● Directive:
Write the material out again exactly as it stands.

● Exercise materials:
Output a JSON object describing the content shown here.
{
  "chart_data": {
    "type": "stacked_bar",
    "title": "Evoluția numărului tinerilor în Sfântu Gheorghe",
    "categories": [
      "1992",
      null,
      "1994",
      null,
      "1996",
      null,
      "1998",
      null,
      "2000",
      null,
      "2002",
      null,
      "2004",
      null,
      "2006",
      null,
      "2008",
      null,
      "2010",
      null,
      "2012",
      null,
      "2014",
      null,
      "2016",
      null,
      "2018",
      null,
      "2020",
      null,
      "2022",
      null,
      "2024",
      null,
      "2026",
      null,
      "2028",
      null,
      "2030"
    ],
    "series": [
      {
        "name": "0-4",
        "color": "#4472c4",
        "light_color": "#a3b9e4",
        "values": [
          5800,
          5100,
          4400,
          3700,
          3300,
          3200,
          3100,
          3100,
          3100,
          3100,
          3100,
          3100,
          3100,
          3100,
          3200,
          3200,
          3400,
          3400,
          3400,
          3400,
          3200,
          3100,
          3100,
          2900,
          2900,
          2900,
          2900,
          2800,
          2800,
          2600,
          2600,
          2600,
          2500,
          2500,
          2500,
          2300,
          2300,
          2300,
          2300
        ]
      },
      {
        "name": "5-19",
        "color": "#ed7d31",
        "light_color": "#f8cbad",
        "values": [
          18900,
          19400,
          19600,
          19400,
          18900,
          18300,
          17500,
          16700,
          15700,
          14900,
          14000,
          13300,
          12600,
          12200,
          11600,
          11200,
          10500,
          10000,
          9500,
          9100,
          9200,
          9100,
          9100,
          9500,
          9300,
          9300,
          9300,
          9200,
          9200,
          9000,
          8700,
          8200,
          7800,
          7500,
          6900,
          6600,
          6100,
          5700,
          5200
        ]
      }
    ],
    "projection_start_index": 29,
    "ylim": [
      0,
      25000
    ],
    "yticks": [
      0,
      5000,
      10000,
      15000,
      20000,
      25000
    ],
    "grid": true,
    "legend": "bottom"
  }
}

● Result of this exercise:
Output a JSON object describing the content shown here.
{
  "chart_data": {
    "type": "stacked_bar",
    "title": "Evoluția numărului tinerilor în Sfântu Gheorghe",
    "categories": [
      "1992",
      null,
      "1994",
      null,
      "1996",
      null,
      "1998",
      null,
      "2000",
      null,
      "2002",
      null,
      "2004",
      null,
      "2006",
      null,
      "2008",
      null,
      "2010",
      null,
      "2012",
      null,
      "2014",
      null,
      "2016",
      null,
      "2018",
      null,
      "2020",
      null,
      "2022",
      null,
      "2024",
      null,
      "2026",
      null,
      "2028",
      null,
      "2030"
    ],
    "series": [
      {
        "name": "0-4",
        "color": "#4472c4",
        "light_color": "#a3b9e4",
        "values": [
          5800,
          5100,
          4400,
          3700,
          3300,
          3200,
          3100,
          3100,
          3100,
          3100,
          3100,
          3100,
          3100,
          3100,
          3200,
          3200,
          3400,
          3400,
          3400,
          3400,
          3200,
          3100,
          3100,
          2900,
          2900,
          2900,
          2900,
          2800,
          2800,
          2600,
          2600,
          2600,
          2500,
          2500,
          2500,
          2300,
          2300,
          2300,
          2300
        ]
      },
      {
        "name": "5-19",
        "color": "#ed7d31",
        "light_color": "#f8cbad",
        "values": [
          18900,
          19400,
          19600,
          19400,
          18900,
          18300,
          17500,
          16700,
          15700,
          14900,
          14000,
          13300,
          12600,
          12200,
          11600,
          11200,
          10500,
          10000,
          9500,
          9100,
          9200,
          9100,
          9100,
          9500,
          9300,
          9300,
          9300,
          9200,
          9200,
          9000,
          8700,
          8200,
          7800,
          7500,
          6900,
          6600,
          6100,
          5700,
          5200
        ]
      }
    ],
    "projection_start_index": 29,
    "ylim": [
      0,
      25000
    ],
    "yticks": [
      0,
      5000,
      10000,
      15000,
      20000,
      25000
    ],
    "grid": true,
    "legend": "bottom"
  }
}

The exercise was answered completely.